(Part of a data file)
--- START ---
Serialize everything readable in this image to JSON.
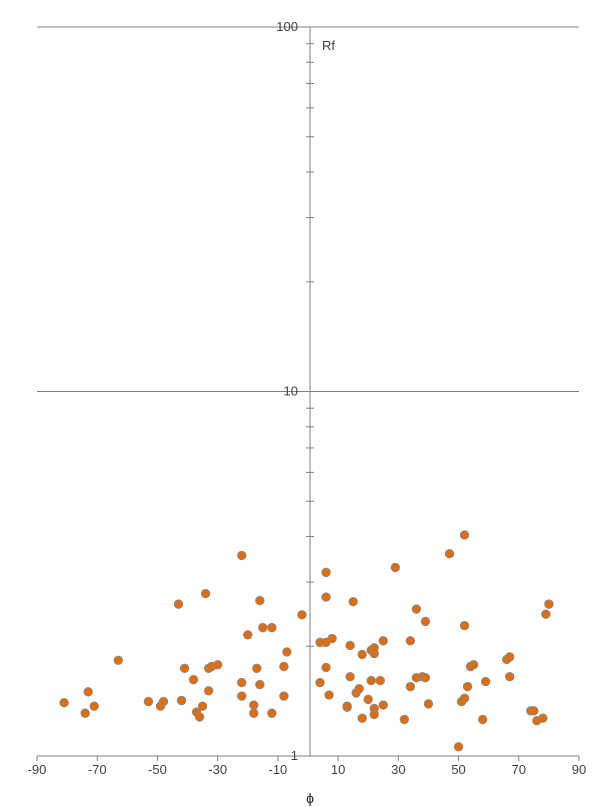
{
  "chart_data": {
    "type": "scatter",
    "title": "",
    "xlabel": "ϕ",
    "ylabel": "Rf",
    "xlim": [
      -90,
      90
    ],
    "ylim": [
      1,
      100
    ],
    "y_scale": "log",
    "grid": "horizontal at decades",
    "legend": "none",
    "marker_color": "#e36c09",
    "marker_edge_color": "#8a8a8a",
    "x_ticks": [
      "-90",
      "-70",
      "-50",
      "-30",
      "-10",
      "10",
      "30",
      "50",
      "70",
      "90"
    ],
    "y_ticks": [
      "1",
      "10",
      "100"
    ],
    "points": [
      {
        "x": -81,
        "y": 1.4
      },
      {
        "x": -74,
        "y": 1.31
      },
      {
        "x": -73,
        "y": 1.5
      },
      {
        "x": -71,
        "y": 1.37
      },
      {
        "x": -63,
        "y": 1.83
      },
      {
        "x": -53,
        "y": 1.41
      },
      {
        "x": -49,
        "y": 1.37
      },
      {
        "x": -48,
        "y": 1.41
      },
      {
        "x": -43,
        "y": 2.61
      },
      {
        "x": -42,
        "y": 1.42
      },
      {
        "x": -41,
        "y": 1.74
      },
      {
        "x": -38,
        "y": 1.62
      },
      {
        "x": -37,
        "y": 1.32
      },
      {
        "x": -36,
        "y": 1.28
      },
      {
        "x": -35,
        "y": 1.37
      },
      {
        "x": -34,
        "y": 2.79
      },
      {
        "x": -33,
        "y": 1.74
      },
      {
        "x": -33,
        "y": 1.51
      },
      {
        "x": -32,
        "y": 1.76
      },
      {
        "x": -30,
        "y": 1.78
      },
      {
        "x": -22,
        "y": 3.55
      },
      {
        "x": -22,
        "y": 1.46
      },
      {
        "x": -22,
        "y": 1.59
      },
      {
        "x": -20,
        "y": 2.15
      },
      {
        "x": -18,
        "y": 1.38
      },
      {
        "x": -18,
        "y": 1.31
      },
      {
        "x": -17,
        "y": 1.74
      },
      {
        "x": -16,
        "y": 1.57
      },
      {
        "x": -16,
        "y": 2.67
      },
      {
        "x": -15,
        "y": 2.25
      },
      {
        "x": -12,
        "y": 2.25
      },
      {
        "x": -12,
        "y": 1.31
      },
      {
        "x": -8,
        "y": 1.76
      },
      {
        "x": -8,
        "y": 1.46
      },
      {
        "x": -7,
        "y": 1.93
      },
      {
        "x": -2,
        "y": 2.44
      },
      {
        "x": 4,
        "y": 1.59
      },
      {
        "x": 4,
        "y": 2.05
      },
      {
        "x": 6,
        "y": 3.19
      },
      {
        "x": 6,
        "y": 2.73
      },
      {
        "x": 6,
        "y": 2.05
      },
      {
        "x": 6,
        "y": 1.75
      },
      {
        "x": 7,
        "y": 1.47
      },
      {
        "x": 8,
        "y": 2.1
      },
      {
        "x": 13,
        "y": 1.36
      },
      {
        "x": 13,
        "y": 1.37
      },
      {
        "x": 14,
        "y": 1.65
      },
      {
        "x": 14,
        "y": 2.01
      },
      {
        "x": 15,
        "y": 2.65
      },
      {
        "x": 16,
        "y": 1.49
      },
      {
        "x": 17,
        "y": 1.53
      },
      {
        "x": 18,
        "y": 1.27
      },
      {
        "x": 18,
        "y": 1.9
      },
      {
        "x": 20,
        "y": 1.43
      },
      {
        "x": 21,
        "y": 1.95
      },
      {
        "x": 21,
        "y": 1.61
      },
      {
        "x": 22,
        "y": 1.35
      },
      {
        "x": 22,
        "y": 1.3
      },
      {
        "x": 22,
        "y": 1.91
      },
      {
        "x": 22,
        "y": 1.98
      },
      {
        "x": 24,
        "y": 1.61
      },
      {
        "x": 25,
        "y": 2.07
      },
      {
        "x": 25,
        "y": 1.38
      },
      {
        "x": 29,
        "y": 3.29
      },
      {
        "x": 32,
        "y": 1.26
      },
      {
        "x": 34,
        "y": 2.07
      },
      {
        "x": 34,
        "y": 1.55
      },
      {
        "x": 36,
        "y": 1.64
      },
      {
        "x": 36,
        "y": 2.53
      },
      {
        "x": 38,
        "y": 1.65
      },
      {
        "x": 39,
        "y": 1.64
      },
      {
        "x": 39,
        "y": 2.34
      },
      {
        "x": 40,
        "y": 1.39
      },
      {
        "x": 47,
        "y": 3.59
      },
      {
        "x": 50,
        "y": 1.06
      },
      {
        "x": 51,
        "y": 1.41
      },
      {
        "x": 52,
        "y": 4.04
      },
      {
        "x": 52,
        "y": 2.28
      },
      {
        "x": 52,
        "y": 1.44
      },
      {
        "x": 53,
        "y": 1.55
      },
      {
        "x": 54,
        "y": 1.76
      },
      {
        "x": 55,
        "y": 1.78
      },
      {
        "x": 58,
        "y": 1.26
      },
      {
        "x": 59,
        "y": 1.6
      },
      {
        "x": 66,
        "y": 1.84
      },
      {
        "x": 67,
        "y": 1.87
      },
      {
        "x": 67,
        "y": 1.65
      },
      {
        "x": 74,
        "y": 1.33
      },
      {
        "x": 75,
        "y": 1.33
      },
      {
        "x": 76,
        "y": 1.25
      },
      {
        "x": 78,
        "y": 1.27
      },
      {
        "x": 79,
        "y": 2.45
      },
      {
        "x": 80,
        "y": 2.61
      }
    ]
  }
}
--- END ---
• The problem: Images in the records should not be copied. Repeat all the rest exactly.

• Exercise solution:
Serialize everything readable in this image to JSON.
{
  "chart_data": {
    "type": "scatter",
    "title": "",
    "xlabel": "ϕ",
    "ylabel": "Rf",
    "xlim": [
      -90,
      90
    ],
    "ylim": [
      1,
      100
    ],
    "y_scale": "log",
    "grid": "horizontal at decades",
    "legend": "none",
    "marker_color": "#e36c09",
    "marker_edge_color": "#8a8a8a",
    "x_ticks": [
      "-90",
      "-70",
      "-50",
      "-30",
      "-10",
      "10",
      "30",
      "50",
      "70",
      "90"
    ],
    "y_ticks": [
      "1",
      "10",
      "100"
    ],
    "points": [
      {
        "x": -81,
        "y": 1.4
      },
      {
        "x": -74,
        "y": 1.31
      },
      {
        "x": -73,
        "y": 1.5
      },
      {
        "x": -71,
        "y": 1.37
      },
      {
        "x": -63,
        "y": 1.83
      },
      {
        "x": -53,
        "y": 1.41
      },
      {
        "x": -49,
        "y": 1.37
      },
      {
        "x": -48,
        "y": 1.41
      },
      {
        "x": -43,
        "y": 2.61
      },
      {
        "x": -42,
        "y": 1.42
      },
      {
        "x": -41,
        "y": 1.74
      },
      {
        "x": -38,
        "y": 1.62
      },
      {
        "x": -37,
        "y": 1.32
      },
      {
        "x": -36,
        "y": 1.28
      },
      {
        "x": -35,
        "y": 1.37
      },
      {
        "x": -34,
        "y": 2.79
      },
      {
        "x": -33,
        "y": 1.74
      },
      {
        "x": -33,
        "y": 1.51
      },
      {
        "x": -32,
        "y": 1.76
      },
      {
        "x": -30,
        "y": 1.78
      },
      {
        "x": -22,
        "y": 3.55
      },
      {
        "x": -22,
        "y": 1.46
      },
      {
        "x": -22,
        "y": 1.59
      },
      {
        "x": -20,
        "y": 2.15
      },
      {
        "x": -18,
        "y": 1.38
      },
      {
        "x": -18,
        "y": 1.31
      },
      {
        "x": -17,
        "y": 1.74
      },
      {
        "x": -16,
        "y": 1.57
      },
      {
        "x": -16,
        "y": 2.67
      },
      {
        "x": -15,
        "y": 2.25
      },
      {
        "x": -12,
        "y": 2.25
      },
      {
        "x": -12,
        "y": 1.31
      },
      {
        "x": -8,
        "y": 1.76
      },
      {
        "x": -8,
        "y": 1.46
      },
      {
        "x": -7,
        "y": 1.93
      },
      {
        "x": -2,
        "y": 2.44
      },
      {
        "x": 4,
        "y": 1.59
      },
      {
        "x": 4,
        "y": 2.05
      },
      {
        "x": 6,
        "y": 3.19
      },
      {
        "x": 6,
        "y": 2.73
      },
      {
        "x": 6,
        "y": 2.05
      },
      {
        "x": 6,
        "y": 1.75
      },
      {
        "x": 7,
        "y": 1.47
      },
      {
        "x": 8,
        "y": 2.1
      },
      {
        "x": 13,
        "y": 1.36
      },
      {
        "x": 13,
        "y": 1.37
      },
      {
        "x": 14,
        "y": 1.65
      },
      {
        "x": 14,
        "y": 2.01
      },
      {
        "x": 15,
        "y": 2.65
      },
      {
        "x": 16,
        "y": 1.49
      },
      {
        "x": 17,
        "y": 1.53
      },
      {
        "x": 18,
        "y": 1.27
      },
      {
        "x": 18,
        "y": 1.9
      },
      {
        "x": 20,
        "y": 1.43
      },
      {
        "x": 21,
        "y": 1.95
      },
      {
        "x": 21,
        "y": 1.61
      },
      {
        "x": 22,
        "y": 1.35
      },
      {
        "x": 22,
        "y": 1.3
      },
      {
        "x": 22,
        "y": 1.91
      },
      {
        "x": 22,
        "y": 1.98
      },
      {
        "x": 24,
        "y": 1.61
      },
      {
        "x": 25,
        "y": 2.07
      },
      {
        "x": 25,
        "y": 1.38
      },
      {
        "x": 29,
        "y": 3.29
      },
      {
        "x": 32,
        "y": 1.26
      },
      {
        "x": 34,
        "y": 2.07
      },
      {
        "x": 34,
        "y": 1.55
      },
      {
        "x": 36,
        "y": 1.64
      },
      {
        "x": 36,
        "y": 2.53
      },
      {
        "x": 38,
        "y": 1.65
      },
      {
        "x": 39,
        "y": 1.64
      },
      {
        "x": 39,
        "y": 2.34
      },
      {
        "x": 40,
        "y": 1.39
      },
      {
        "x": 47,
        "y": 3.59
      },
      {
        "x": 50,
        "y": 1.06
      },
      {
        "x": 51,
        "y": 1.41
      },
      {
        "x": 52,
        "y": 4.04
      },
      {
        "x": 52,
        "y": 2.28
      },
      {
        "x": 52,
        "y": 1.44
      },
      {
        "x": 53,
        "y": 1.55
      },
      {
        "x": 54,
        "y": 1.76
      },
      {
        "x": 55,
        "y": 1.78
      },
      {
        "x": 58,
        "y": 1.26
      },
      {
        "x": 59,
        "y": 1.6
      },
      {
        "x": 66,
        "y": 1.84
      },
      {
        "x": 67,
        "y": 1.87
      },
      {
        "x": 67,
        "y": 1.65
      },
      {
        "x": 74,
        "y": 1.33
      },
      {
        "x": 75,
        "y": 1.33
      },
      {
        "x": 76,
        "y": 1.25
      },
      {
        "x": 78,
        "y": 1.27
      },
      {
        "x": 79,
        "y": 2.45
      },
      {
        "x": 80,
        "y": 2.61
      }
    ]
  }
}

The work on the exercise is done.